─── Material for this task

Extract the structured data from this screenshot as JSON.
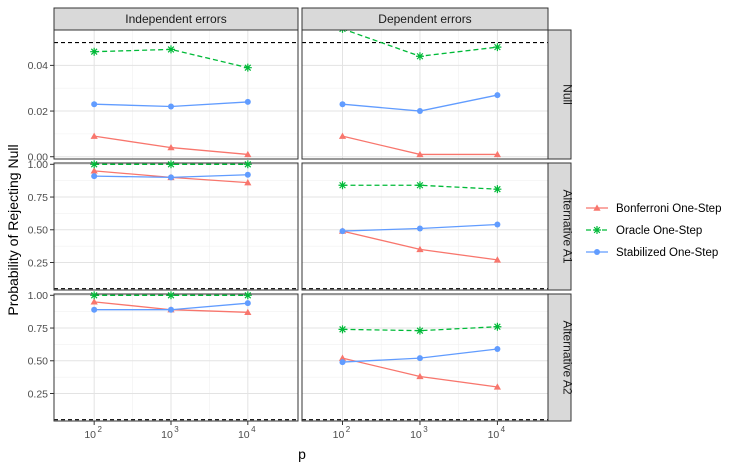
{
  "chart_data": {
    "type": "line",
    "xlabel": "p",
    "ylabel": "Probability of Rejecting Null",
    "x_ticks": [
      {
        "x": 100,
        "base": "10",
        "exp": "2"
      },
      {
        "x": 1000,
        "base": "10",
        "exp": "3"
      },
      {
        "x": 10000,
        "base": "10",
        "exp": "4"
      }
    ],
    "x_scale": "log10",
    "xlim": [
      30,
      45000
    ],
    "column_facets": [
      "Independent errors",
      "Dependent errors"
    ],
    "row_facets": [
      {
        "label": "Null",
        "ylim": [
          -0.001,
          0.0555
        ],
        "y_ticks": [
          "0.00",
          "0.02",
          "0.04"
        ],
        "y_tick_values": [
          0,
          0.02,
          0.04
        ]
      },
      {
        "label": "Alternative A1",
        "ylim": [
          0.04,
          1.01
        ],
        "y_ticks": [
          "0.25",
          "0.50",
          "0.75",
          "1.00"
        ],
        "y_tick_values": [
          0.25,
          0.5,
          0.75,
          1.0
        ]
      },
      {
        "label": "Alternative A2",
        "ylim": [
          0.04,
          1.01
        ],
        "y_ticks": [
          "0.25",
          "0.50",
          "0.75",
          "1.00"
        ],
        "y_tick_values": [
          0.25,
          0.5,
          0.75,
          1.0
        ]
      }
    ],
    "reference_line": 0.05,
    "grid": true,
    "legend_position": "right",
    "series": [
      {
        "name": "Bonferroni One-Step",
        "color": "#F8766D",
        "marker": "triangle",
        "dash": "solid"
      },
      {
        "name": "Oracle One-Step",
        "color": "#00BA38",
        "marker": "asterisk",
        "dash": "dashed"
      },
      {
        "name": "Stabilized One-Step",
        "color": "#619CFF",
        "marker": "circle",
        "dash": "solid"
      }
    ],
    "panels": [
      {
        "row": 0,
        "col": 0,
        "values": {
          "Bonferroni One-Step": [
            0.009,
            0.004,
            0.001
          ],
          "Oracle One-Step": [
            0.046,
            0.047,
            0.039
          ],
          "Stabilized One-Step": [
            0.023,
            0.022,
            0.024
          ]
        }
      },
      {
        "row": 0,
        "col": 1,
        "values": {
          "Bonferroni One-Step": [
            0.009,
            0.001,
            0.001
          ],
          "Oracle One-Step": [
            0.056,
            0.044,
            0.048
          ],
          "Stabilized One-Step": [
            0.023,
            0.02,
            0.027
          ]
        }
      },
      {
        "row": 1,
        "col": 0,
        "values": {
          "Bonferroni One-Step": [
            0.95,
            0.9,
            0.86
          ],
          "Oracle One-Step": [
            1.0,
            1.0,
            1.0
          ],
          "Stabilized One-Step": [
            0.91,
            0.9,
            0.92
          ]
        }
      },
      {
        "row": 1,
        "col": 1,
        "values": {
          "Bonferroni One-Step": [
            0.49,
            0.35,
            0.27
          ],
          "Oracle One-Step": [
            0.84,
            0.84,
            0.81
          ],
          "Stabilized One-Step": [
            0.49,
            0.51,
            0.54
          ]
        }
      },
      {
        "row": 2,
        "col": 0,
        "values": {
          "Bonferroni One-Step": [
            0.95,
            0.89,
            0.87
          ],
          "Oracle One-Step": [
            1.0,
            1.0,
            1.0
          ],
          "Stabilized One-Step": [
            0.89,
            0.89,
            0.94
          ]
        }
      },
      {
        "row": 2,
        "col": 1,
        "values": {
          "Bonferroni One-Step": [
            0.52,
            0.38,
            0.3
          ],
          "Oracle One-Step": [
            0.74,
            0.73,
            0.76
          ],
          "Stabilized One-Step": [
            0.49,
            0.52,
            0.59
          ]
        }
      }
    ]
  }
}
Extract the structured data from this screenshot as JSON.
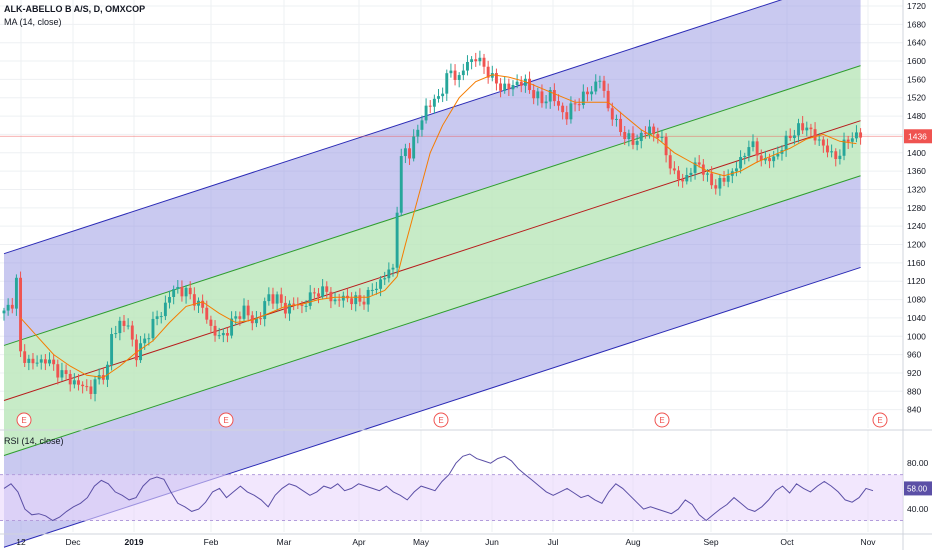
{
  "header": {
    "title": "ALK-ABELLO B A/S, D, OMXCOP",
    "ma_label": "MA (14, close)",
    "rsi_label": "RSI (14, close)"
  },
  "colors": {
    "up": "#26a69a",
    "down": "#ef5350",
    "ma": "#f57c00",
    "rsi": "#5b4fa6",
    "channel_outer": "#9d9de3",
    "channel_inner": "#b9e6b9",
    "channel_line_outer": "#2b2bb5",
    "channel_line_inner": "#2e9e2e",
    "channel_mid": "#b71c1c",
    "price_line": "#ef5350",
    "rsi_band": "#ead7fb"
  },
  "chart_data": [
    {
      "type": "candlestick",
      "title": "ALK-ABELLO B A/S, D, OMXCOP",
      "ylim": [
        800,
        1720
      ],
      "y_ticks": [
        840,
        880,
        920,
        960,
        1000,
        1040,
        1080,
        1120,
        1160,
        1200,
        1240,
        1280,
        1320,
        1360,
        1400,
        1440,
        1480,
        1520,
        1560,
        1600,
        1640,
        1680,
        1720
      ],
      "x_ticks": [
        "12",
        "Dec",
        "2019",
        "Feb",
        "Mar",
        "Apr",
        "May",
        "Jun",
        "Jul",
        "Aug",
        "Sep",
        "Oct",
        "Nov"
      ],
      "last_price": 1436,
      "earnings_markers": [
        "E",
        "E",
        "E",
        "E",
        "E"
      ],
      "price_path": [
        [
          0,
          1050
        ],
        [
          2,
          1075
        ],
        [
          3,
          1120
        ],
        [
          4,
          960
        ],
        [
          7,
          940
        ],
        [
          10,
          950
        ],
        [
          13,
          925
        ],
        [
          16,
          905
        ],
        [
          19,
          890
        ],
        [
          21,
          885
        ],
        [
          23,
          910
        ],
        [
          25,
          930
        ],
        [
          26,
          1000
        ],
        [
          28,
          1030
        ],
        [
          30,
          1020
        ],
        [
          32,
          960
        ],
        [
          34,
          990
        ],
        [
          36,
          1030
        ],
        [
          38,
          1050
        ],
        [
          40,
          1090
        ],
        [
          42,
          1105
        ],
        [
          44,
          1095
        ],
        [
          46,
          1080
        ],
        [
          48,
          1060
        ],
        [
          50,
          1020
        ],
        [
          52,
          995
        ],
        [
          54,
          1015
        ],
        [
          56,
          1040
        ],
        [
          58,
          1060
        ],
        [
          60,
          1030
        ],
        [
          62,
          1045
        ],
        [
          64,
          1090
        ],
        [
          66,
          1080
        ],
        [
          68,
          1060
        ],
        [
          70,
          1070
        ],
        [
          72,
          1065
        ],
        [
          74,
          1085
        ],
        [
          76,
          1100
        ],
        [
          78,
          1095
        ],
        [
          80,
          1075
        ],
        [
          82,
          1085
        ],
        [
          84,
          1080
        ],
        [
          86,
          1075
        ],
        [
          88,
          1090
        ],
        [
          90,
          1110
        ],
        [
          92,
          1130
        ],
        [
          94,
          1150
        ],
        [
          95,
          1280
        ],
        [
          96,
          1380
        ],
        [
          97,
          1410
        ],
        [
          98,
          1400
        ],
        [
          100,
          1450
        ],
        [
          102,
          1500
        ],
        [
          104,
          1510
        ],
        [
          106,
          1540
        ],
        [
          108,
          1580
        ],
        [
          110,
          1560
        ],
        [
          112,
          1600
        ],
        [
          114,
          1605
        ],
        [
          116,
          1590
        ],
        [
          118,
          1560
        ],
        [
          120,
          1545
        ],
        [
          122,
          1540
        ],
        [
          124,
          1555
        ],
        [
          126,
          1550
        ],
        [
          128,
          1530
        ],
        [
          130,
          1510
        ],
        [
          132,
          1530
        ],
        [
          134,
          1500
        ],
        [
          136,
          1480
        ],
        [
          138,
          1510
        ],
        [
          140,
          1520
        ],
        [
          142,
          1540
        ],
        [
          144,
          1560
        ],
        [
          146,
          1500
        ],
        [
          148,
          1460
        ],
        [
          150,
          1440
        ],
        [
          152,
          1420
        ],
        [
          154,
          1440
        ],
        [
          156,
          1450
        ],
        [
          158,
          1440
        ],
        [
          160,
          1400
        ],
        [
          162,
          1350
        ],
        [
          164,
          1340
        ],
        [
          166,
          1360
        ],
        [
          168,
          1380
        ],
        [
          170,
          1340
        ],
        [
          172,
          1330
        ],
        [
          174,
          1340
        ],
        [
          176,
          1360
        ],
        [
          178,
          1380
        ],
        [
          180,
          1420
        ],
        [
          182,
          1400
        ],
        [
          184,
          1380
        ],
        [
          186,
          1390
        ],
        [
          188,
          1410
        ],
        [
          190,
          1440
        ],
        [
          192,
          1450
        ],
        [
          194,
          1460
        ],
        [
          196,
          1430
        ],
        [
          198,
          1420
        ],
        [
          200,
          1390
        ],
        [
          202,
          1400
        ],
        [
          204,
          1430
        ],
        [
          206,
          1440
        ],
        [
          207,
          1436
        ]
      ],
      "ma_path": [
        [
          4,
          1040
        ],
        [
          8,
          1000
        ],
        [
          12,
          960
        ],
        [
          16,
          935
        ],
        [
          20,
          915
        ],
        [
          24,
          910
        ],
        [
          28,
          935
        ],
        [
          32,
          965
        ],
        [
          36,
          990
        ],
        [
          40,
          1030
        ],
        [
          44,
          1065
        ],
        [
          48,
          1075
        ],
        [
          52,
          1050
        ],
        [
          56,
          1030
        ],
        [
          60,
          1035
        ],
        [
          64,
          1050
        ],
        [
          68,
          1065
        ],
        [
          72,
          1070
        ],
        [
          76,
          1080
        ],
        [
          80,
          1085
        ],
        [
          84,
          1085
        ],
        [
          88,
          1085
        ],
        [
          92,
          1100
        ],
        [
          95,
          1130
        ],
        [
          97,
          1200
        ],
        [
          100,
          1300
        ],
        [
          103,
          1400
        ],
        [
          106,
          1460
        ],
        [
          110,
          1520
        ],
        [
          114,
          1555
        ],
        [
          118,
          1570
        ],
        [
          122,
          1565
        ],
        [
          126,
          1555
        ],
        [
          130,
          1540
        ],
        [
          134,
          1525
        ],
        [
          138,
          1510
        ],
        [
          142,
          1510
        ],
        [
          146,
          1510
        ],
        [
          150,
          1480
        ],
        [
          154,
          1450
        ],
        [
          158,
          1430
        ],
        [
          162,
          1400
        ],
        [
          166,
          1380
        ],
        [
          170,
          1360
        ],
        [
          174,
          1350
        ],
        [
          178,
          1360
        ],
        [
          182,
          1380
        ],
        [
          186,
          1395
        ],
        [
          190,
          1410
        ],
        [
          194,
          1430
        ],
        [
          198,
          1440
        ],
        [
          202,
          1425
        ],
        [
          206,
          1420
        ]
      ]
    },
    {
      "type": "line",
      "title": "RSI (14, close)",
      "ylim": [
        20,
        95
      ],
      "y_ticks": [
        40,
        60,
        80
      ],
      "y_tick_labels": [
        "40.00",
        "60.00",
        "80.00"
      ],
      "band": [
        30,
        70
      ],
      "last_value": 58,
      "values": [
        58,
        62,
        55,
        40,
        35,
        36,
        34,
        30,
        33,
        38,
        42,
        45,
        50,
        60,
        65,
        62,
        55,
        52,
        48,
        50,
        60,
        66,
        68,
        66,
        55,
        45,
        42,
        38,
        40,
        46,
        55,
        58,
        50,
        55,
        60,
        55,
        52,
        48,
        42,
        52,
        58,
        62,
        60,
        56,
        52,
        55,
        60,
        58,
        62,
        56,
        58,
        62,
        60,
        58,
        56,
        60,
        55,
        52,
        48,
        55,
        60,
        58,
        56,
        64,
        70,
        80,
        86,
        88,
        84,
        82,
        80,
        84,
        86,
        82,
        75,
        70,
        65,
        60,
        55,
        52,
        55,
        58,
        54,
        50,
        52,
        48,
        45,
        55,
        62,
        58,
        52,
        46,
        40,
        42,
        40,
        38,
        36,
        40,
        48,
        44,
        35,
        30,
        35,
        40,
        44,
        50,
        45,
        40,
        38,
        42,
        48,
        56,
        60,
        54,
        62,
        58,
        55,
        60,
        64,
        60,
        55,
        48,
        46,
        50,
        58,
        56
      ]
    }
  ]
}
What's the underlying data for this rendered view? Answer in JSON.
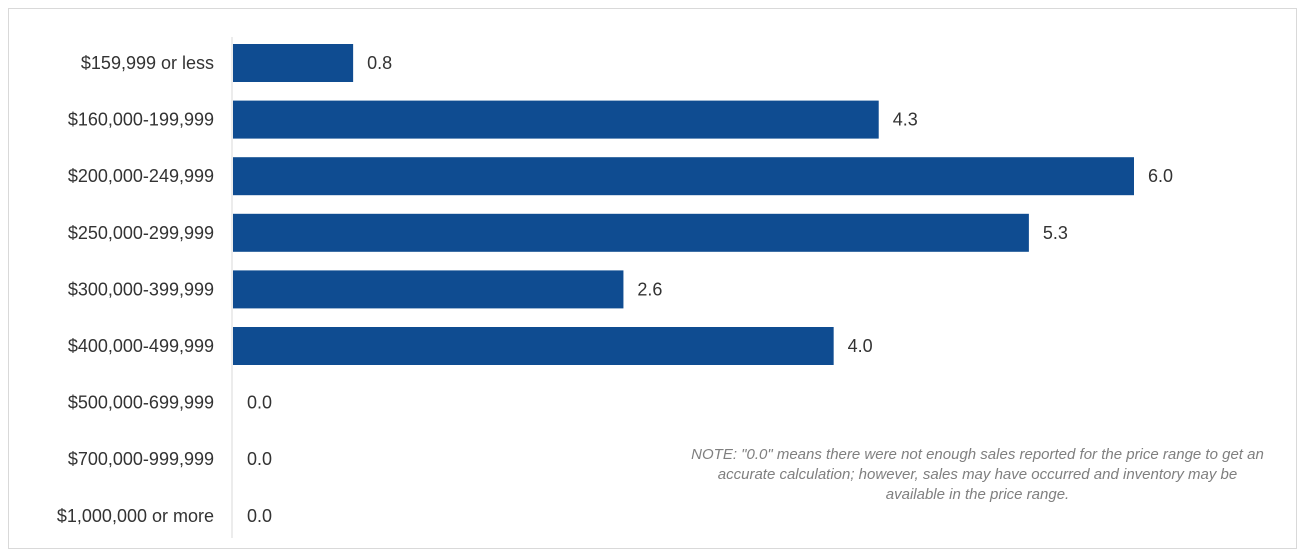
{
  "chart_data": {
    "type": "bar",
    "orientation": "horizontal",
    "categories": [
      "$159,999 or less",
      "$160,000-199,999",
      "$200,000-249,999",
      "$250,000-299,999",
      "$300,000-399,999",
      "$400,000-499,999",
      "$500,000-699,999",
      "$700,000-999,999",
      "$1,000,000 or more"
    ],
    "values": [
      0.8,
      4.3,
      6.0,
      5.3,
      2.6,
      4.0,
      0.0,
      0.0,
      0.0
    ],
    "value_labels": [
      "0.8",
      "4.3",
      "6.0",
      "5.3",
      "2.6",
      "4.0",
      "0.0",
      "0.0",
      "0.0"
    ],
    "xlim": [
      0,
      6.0
    ],
    "grid": false,
    "legend": "none",
    "bar_color": "#0f4c91",
    "note": "NOTE: \"0.0\" means there were not enough sales reported for the price range to get an accurate calculation;  however, sales may have occurred and inventory may be available in the price range."
  }
}
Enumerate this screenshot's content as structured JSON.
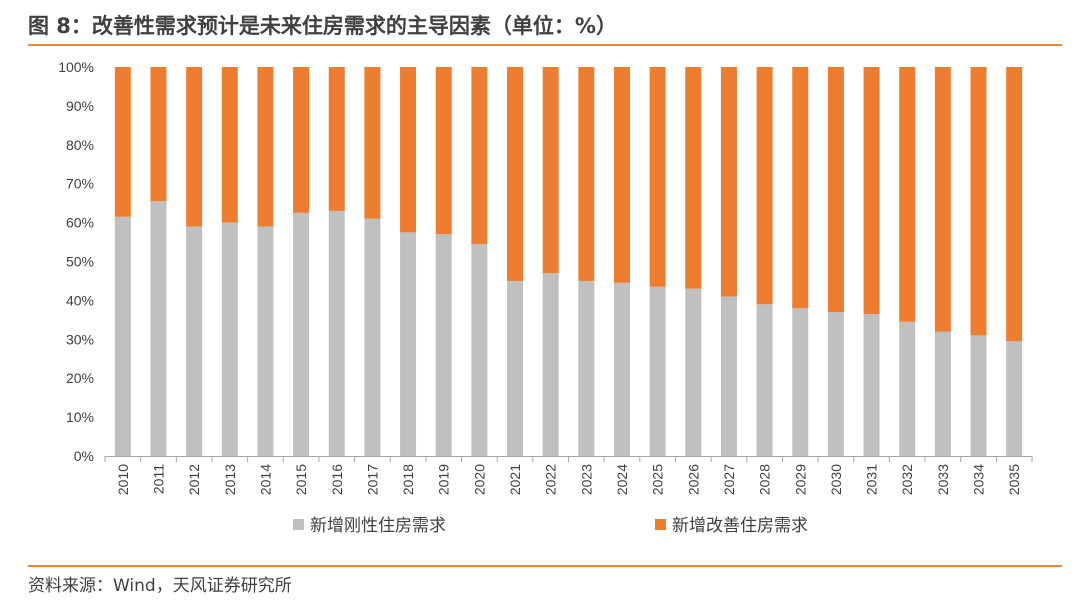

──────

▸ What the task asks
Work out how many lines of the data hold the string "close". Reply with that number alone.

▸ Solution for this task
3